- Supplied entries

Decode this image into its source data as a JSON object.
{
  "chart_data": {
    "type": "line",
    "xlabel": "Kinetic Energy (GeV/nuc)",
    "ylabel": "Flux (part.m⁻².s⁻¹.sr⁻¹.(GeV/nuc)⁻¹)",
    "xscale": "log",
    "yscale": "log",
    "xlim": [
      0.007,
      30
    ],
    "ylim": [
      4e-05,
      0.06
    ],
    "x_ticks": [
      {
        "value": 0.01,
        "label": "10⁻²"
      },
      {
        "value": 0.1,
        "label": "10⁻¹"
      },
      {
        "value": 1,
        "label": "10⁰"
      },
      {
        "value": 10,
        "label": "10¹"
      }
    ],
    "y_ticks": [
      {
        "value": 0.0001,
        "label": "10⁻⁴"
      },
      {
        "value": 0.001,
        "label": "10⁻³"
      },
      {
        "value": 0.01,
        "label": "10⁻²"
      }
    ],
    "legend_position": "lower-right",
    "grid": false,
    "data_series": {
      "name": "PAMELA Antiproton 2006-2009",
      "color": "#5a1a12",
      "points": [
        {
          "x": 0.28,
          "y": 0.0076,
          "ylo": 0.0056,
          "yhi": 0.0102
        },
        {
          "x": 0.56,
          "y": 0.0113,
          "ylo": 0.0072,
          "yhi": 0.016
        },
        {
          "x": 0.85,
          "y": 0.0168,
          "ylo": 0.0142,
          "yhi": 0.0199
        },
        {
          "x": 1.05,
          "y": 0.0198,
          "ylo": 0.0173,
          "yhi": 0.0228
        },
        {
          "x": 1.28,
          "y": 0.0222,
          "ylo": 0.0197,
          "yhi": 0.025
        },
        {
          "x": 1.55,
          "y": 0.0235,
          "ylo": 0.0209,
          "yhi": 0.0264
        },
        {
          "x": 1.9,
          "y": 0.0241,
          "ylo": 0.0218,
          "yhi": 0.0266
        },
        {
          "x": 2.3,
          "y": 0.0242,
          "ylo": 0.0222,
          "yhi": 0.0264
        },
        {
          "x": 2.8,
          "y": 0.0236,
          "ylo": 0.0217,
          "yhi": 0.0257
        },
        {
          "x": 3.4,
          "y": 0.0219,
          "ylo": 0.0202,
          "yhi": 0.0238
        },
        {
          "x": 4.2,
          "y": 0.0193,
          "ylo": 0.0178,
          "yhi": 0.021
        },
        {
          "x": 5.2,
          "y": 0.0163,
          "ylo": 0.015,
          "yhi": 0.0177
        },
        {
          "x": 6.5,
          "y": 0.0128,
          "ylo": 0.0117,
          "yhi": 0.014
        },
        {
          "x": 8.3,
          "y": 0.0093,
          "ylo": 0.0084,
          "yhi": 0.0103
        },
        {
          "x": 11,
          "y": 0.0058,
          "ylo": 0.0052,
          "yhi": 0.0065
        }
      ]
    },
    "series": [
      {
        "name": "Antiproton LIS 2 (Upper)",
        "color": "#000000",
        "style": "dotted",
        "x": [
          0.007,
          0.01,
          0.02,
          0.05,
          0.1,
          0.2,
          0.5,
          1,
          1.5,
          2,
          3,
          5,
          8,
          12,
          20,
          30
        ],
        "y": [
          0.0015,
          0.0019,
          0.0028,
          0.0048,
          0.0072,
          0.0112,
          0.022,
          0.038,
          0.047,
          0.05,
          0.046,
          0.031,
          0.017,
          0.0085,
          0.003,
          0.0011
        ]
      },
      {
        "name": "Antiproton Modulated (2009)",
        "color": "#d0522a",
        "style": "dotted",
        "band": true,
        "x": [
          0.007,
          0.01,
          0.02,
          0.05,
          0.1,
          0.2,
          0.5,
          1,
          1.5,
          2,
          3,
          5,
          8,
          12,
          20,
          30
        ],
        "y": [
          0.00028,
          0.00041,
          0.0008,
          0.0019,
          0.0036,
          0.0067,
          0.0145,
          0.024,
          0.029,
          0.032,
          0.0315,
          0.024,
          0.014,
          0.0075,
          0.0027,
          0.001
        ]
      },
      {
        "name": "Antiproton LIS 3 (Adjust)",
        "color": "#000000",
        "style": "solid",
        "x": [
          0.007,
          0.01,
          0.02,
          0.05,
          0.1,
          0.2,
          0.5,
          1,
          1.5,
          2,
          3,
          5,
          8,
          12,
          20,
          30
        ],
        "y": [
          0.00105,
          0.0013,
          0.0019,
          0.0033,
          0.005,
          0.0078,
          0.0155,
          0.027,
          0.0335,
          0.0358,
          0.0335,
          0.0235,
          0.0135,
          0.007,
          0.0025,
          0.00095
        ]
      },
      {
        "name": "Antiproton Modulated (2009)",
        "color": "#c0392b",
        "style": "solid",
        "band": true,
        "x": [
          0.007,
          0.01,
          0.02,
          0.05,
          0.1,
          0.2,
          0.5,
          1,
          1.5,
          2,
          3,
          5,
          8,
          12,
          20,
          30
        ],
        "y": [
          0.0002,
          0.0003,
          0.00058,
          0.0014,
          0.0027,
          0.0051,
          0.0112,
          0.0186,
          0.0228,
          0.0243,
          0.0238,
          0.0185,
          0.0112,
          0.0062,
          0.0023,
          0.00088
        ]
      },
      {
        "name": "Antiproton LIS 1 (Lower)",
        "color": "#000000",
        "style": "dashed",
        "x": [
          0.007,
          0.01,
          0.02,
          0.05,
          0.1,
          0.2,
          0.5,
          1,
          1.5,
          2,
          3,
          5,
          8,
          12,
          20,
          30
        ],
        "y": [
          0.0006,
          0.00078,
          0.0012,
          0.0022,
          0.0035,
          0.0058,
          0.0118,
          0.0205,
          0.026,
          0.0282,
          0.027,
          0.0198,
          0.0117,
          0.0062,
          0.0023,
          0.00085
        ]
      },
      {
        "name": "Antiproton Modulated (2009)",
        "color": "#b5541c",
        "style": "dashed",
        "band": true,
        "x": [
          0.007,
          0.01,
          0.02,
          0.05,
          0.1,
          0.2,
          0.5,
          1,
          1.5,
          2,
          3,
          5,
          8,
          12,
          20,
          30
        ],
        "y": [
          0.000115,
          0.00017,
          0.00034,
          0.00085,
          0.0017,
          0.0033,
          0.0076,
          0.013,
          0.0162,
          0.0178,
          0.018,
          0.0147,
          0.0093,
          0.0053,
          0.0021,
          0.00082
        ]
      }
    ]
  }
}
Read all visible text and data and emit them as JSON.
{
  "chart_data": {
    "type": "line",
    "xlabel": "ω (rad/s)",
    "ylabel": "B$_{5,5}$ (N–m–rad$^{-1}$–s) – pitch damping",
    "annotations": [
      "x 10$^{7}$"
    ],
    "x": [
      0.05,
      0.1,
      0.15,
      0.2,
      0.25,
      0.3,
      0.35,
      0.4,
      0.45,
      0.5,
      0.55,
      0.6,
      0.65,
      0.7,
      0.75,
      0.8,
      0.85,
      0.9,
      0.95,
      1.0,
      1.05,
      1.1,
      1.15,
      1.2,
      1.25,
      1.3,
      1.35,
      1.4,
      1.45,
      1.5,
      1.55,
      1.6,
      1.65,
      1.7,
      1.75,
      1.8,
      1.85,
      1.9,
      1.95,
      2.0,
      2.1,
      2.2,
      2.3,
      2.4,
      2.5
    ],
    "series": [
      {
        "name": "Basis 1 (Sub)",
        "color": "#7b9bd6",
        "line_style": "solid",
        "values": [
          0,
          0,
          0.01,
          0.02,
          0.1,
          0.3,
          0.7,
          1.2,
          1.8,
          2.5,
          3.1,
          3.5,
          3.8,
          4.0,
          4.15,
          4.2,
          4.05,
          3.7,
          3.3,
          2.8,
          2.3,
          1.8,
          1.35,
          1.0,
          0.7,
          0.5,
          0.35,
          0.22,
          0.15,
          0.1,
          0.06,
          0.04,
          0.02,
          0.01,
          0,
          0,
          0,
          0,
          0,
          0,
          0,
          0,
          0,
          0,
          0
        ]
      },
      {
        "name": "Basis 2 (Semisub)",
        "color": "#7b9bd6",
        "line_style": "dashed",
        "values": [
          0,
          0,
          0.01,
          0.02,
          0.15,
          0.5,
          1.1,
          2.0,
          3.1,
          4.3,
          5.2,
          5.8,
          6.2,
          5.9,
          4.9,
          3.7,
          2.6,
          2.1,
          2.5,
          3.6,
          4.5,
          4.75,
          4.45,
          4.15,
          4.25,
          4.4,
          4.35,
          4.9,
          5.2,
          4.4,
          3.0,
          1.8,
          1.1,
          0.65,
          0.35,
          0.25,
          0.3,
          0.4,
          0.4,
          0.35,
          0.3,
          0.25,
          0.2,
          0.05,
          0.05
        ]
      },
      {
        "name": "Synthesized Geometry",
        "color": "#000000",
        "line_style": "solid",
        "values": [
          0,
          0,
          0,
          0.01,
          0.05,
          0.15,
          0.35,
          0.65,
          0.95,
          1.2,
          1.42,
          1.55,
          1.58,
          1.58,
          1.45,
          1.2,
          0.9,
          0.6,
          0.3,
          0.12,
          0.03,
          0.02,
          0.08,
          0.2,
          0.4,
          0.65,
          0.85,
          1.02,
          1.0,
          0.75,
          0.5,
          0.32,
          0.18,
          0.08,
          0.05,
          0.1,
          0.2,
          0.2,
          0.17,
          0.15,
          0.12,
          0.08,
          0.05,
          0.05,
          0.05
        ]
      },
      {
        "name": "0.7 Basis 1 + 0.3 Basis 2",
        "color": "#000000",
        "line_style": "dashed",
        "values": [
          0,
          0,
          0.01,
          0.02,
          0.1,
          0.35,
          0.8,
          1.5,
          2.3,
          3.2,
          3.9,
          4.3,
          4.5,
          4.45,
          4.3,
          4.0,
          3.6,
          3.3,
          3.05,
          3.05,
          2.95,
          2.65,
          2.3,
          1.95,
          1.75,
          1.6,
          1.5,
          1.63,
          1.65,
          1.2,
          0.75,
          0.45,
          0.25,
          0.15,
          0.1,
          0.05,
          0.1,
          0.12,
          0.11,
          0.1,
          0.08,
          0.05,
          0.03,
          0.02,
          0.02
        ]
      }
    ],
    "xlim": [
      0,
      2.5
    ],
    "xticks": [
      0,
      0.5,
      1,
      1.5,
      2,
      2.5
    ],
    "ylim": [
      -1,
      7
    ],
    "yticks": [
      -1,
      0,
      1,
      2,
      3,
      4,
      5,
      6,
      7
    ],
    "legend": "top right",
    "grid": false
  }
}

- Instruction
From the listing, copy every line where the string "name" appears.

- Reply
      "name": "PAMELA Antiproton 2006-2009",
        "name": "Antiproton LIS 2 (Upper)",
        "name": "Antiproton Modulated (2009)",
        "name": "Antiproton LIS 3 (Adjust)",
        "name": "Antiproton Modulated (2009)",
        "name": "Antiproton LIS 1 (Lower)",
        "name": "Antiproton Modulated (2009)",
        "name": "Basis 1 (Sub)",
        "name": "Basis 2 (Semisub)",
        "name": "Synthesized Geometry",
        "name": "0.7 Basis 1 + 0.3 Basis 2",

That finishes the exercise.